**Written exercise:** Please output the lines shown below exactly as they appear.
-------- Items --------
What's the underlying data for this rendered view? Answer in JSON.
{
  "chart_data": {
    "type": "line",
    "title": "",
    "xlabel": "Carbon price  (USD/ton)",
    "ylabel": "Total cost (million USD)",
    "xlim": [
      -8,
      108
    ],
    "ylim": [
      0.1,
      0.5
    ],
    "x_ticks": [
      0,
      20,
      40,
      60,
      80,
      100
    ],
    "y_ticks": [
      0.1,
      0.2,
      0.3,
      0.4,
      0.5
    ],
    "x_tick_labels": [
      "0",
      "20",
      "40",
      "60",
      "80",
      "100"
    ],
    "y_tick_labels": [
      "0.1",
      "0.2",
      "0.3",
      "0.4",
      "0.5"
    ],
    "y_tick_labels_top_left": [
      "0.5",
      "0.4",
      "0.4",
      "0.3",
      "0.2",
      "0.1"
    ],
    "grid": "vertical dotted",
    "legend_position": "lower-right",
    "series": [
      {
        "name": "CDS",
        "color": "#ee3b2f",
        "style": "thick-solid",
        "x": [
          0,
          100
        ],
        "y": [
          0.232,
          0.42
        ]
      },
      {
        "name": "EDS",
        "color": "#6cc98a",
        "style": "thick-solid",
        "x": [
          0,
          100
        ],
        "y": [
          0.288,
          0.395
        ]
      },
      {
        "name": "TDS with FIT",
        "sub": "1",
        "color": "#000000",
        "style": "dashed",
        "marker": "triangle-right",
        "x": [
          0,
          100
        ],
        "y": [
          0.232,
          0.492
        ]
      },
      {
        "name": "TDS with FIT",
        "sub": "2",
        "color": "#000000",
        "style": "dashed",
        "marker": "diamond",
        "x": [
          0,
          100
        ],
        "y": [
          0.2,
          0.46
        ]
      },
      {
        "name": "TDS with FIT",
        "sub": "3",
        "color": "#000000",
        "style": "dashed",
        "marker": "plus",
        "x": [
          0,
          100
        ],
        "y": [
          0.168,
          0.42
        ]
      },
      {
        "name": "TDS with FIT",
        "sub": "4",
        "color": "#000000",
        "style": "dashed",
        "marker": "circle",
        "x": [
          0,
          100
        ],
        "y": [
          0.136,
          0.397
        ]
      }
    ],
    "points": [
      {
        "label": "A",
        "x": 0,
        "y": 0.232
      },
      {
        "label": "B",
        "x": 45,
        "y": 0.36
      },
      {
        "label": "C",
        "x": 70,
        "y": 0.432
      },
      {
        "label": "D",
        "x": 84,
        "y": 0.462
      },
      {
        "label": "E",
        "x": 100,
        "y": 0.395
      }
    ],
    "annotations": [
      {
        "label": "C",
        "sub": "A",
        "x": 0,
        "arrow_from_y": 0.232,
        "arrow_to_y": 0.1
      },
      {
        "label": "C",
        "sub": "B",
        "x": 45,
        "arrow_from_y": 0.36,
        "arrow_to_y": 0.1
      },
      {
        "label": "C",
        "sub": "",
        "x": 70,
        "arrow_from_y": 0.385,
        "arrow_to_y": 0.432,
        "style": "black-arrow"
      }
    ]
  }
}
--------
**The output:**
What's the underlying data for this rendered view? Answer in JSON.
{
  "chart_data": {
    "type": "line",
    "title": "",
    "xlabel": "Carbon price  (USD/ton)",
    "ylabel": "Total cost (million USD)",
    "xlim": [
      -8,
      108
    ],
    "ylim": [
      0.1,
      0.5
    ],
    "x_ticks": [
      0,
      20,
      40,
      60,
      80,
      100
    ],
    "y_ticks": [
      0.1,
      0.2,
      0.3,
      0.4,
      0.5
    ],
    "x_tick_labels": [
      "0",
      "20",
      "40",
      "60",
      "80",
      "100"
    ],
    "y_tick_labels": [
      "0.1",
      "0.2",
      "0.3",
      "0.4",
      "0.5"
    ],
    "y_tick_labels_top_left": [
      "0.5",
      "0.4",
      "0.4",
      "0.3",
      "0.2",
      "0.1"
    ],
    "grid": "vertical dotted",
    "legend_position": "lower-right",
    "series": [
      {
        "name": "CDS",
        "color": "#ee3b2f",
        "style": "thick-solid",
        "x": [
          0,
          100
        ],
        "y": [
          0.232,
          0.42
        ]
      },
      {
        "name": "EDS",
        "color": "#6cc98a",
        "style": "thick-solid",
        "x": [
          0,
          100
        ],
        "y": [
          0.288,
          0.395
        ]
      },
      {
        "name": "TDS with FIT",
        "sub": "1",
        "color": "#000000",
        "style": "dashed",
        "marker": "triangle-right",
        "x": [
          0,
          100
        ],
        "y": [
          0.232,
          0.492
        ]
      },
      {
        "name": "TDS with FIT",
        "sub": "2",
        "color": "#000000",
        "style": "dashed",
        "marker": "diamond",
        "x": [
          0,
          100
        ],
        "y": [
          0.2,
          0.46
        ]
      },
      {
        "name": "TDS with FIT",
        "sub": "3",
        "color": "#000000",
        "style": "dashed",
        "marker": "plus",
        "x": [
          0,
          100
        ],
        "y": [
          0.168,
          0.42
        ]
      },
      {
        "name": "TDS with FIT",
        "sub": "4",
        "color": "#000000",
        "style": "dashed",
        "marker": "circle",
        "x": [
          0,
          100
        ],
        "y": [
          0.136,
          0.397
        ]
      }
    ],
    "points": [
      {
        "label": "A",
        "x": 0,
        "y": 0.232
      },
      {
        "label": "B",
        "x": 45,
        "y": 0.36
      },
      {
        "label": "C",
        "x": 70,
        "y": 0.432
      },
      {
        "label": "D",
        "x": 84,
        "y": 0.462
      },
      {
        "label": "E",
        "x": 100,
        "y": 0.395
      }
    ],
    "annotations": [
      {
        "label": "C",
        "sub": "A",
        "x": 0,
        "arrow_from_y": 0.232,
        "arrow_to_y": 0.1
      },
      {
        "label": "C",
        "sub": "B",
        "x": 45,
        "arrow_from_y": 0.36,
        "arrow_to_y": 0.1
      },
      {
        "label": "C",
        "sub": "",
        "x": 70,
        "arrow_from_y": 0.385,
        "arrow_to_y": 0.432,
        "style": "black-arrow"
      }
    ]
  }
}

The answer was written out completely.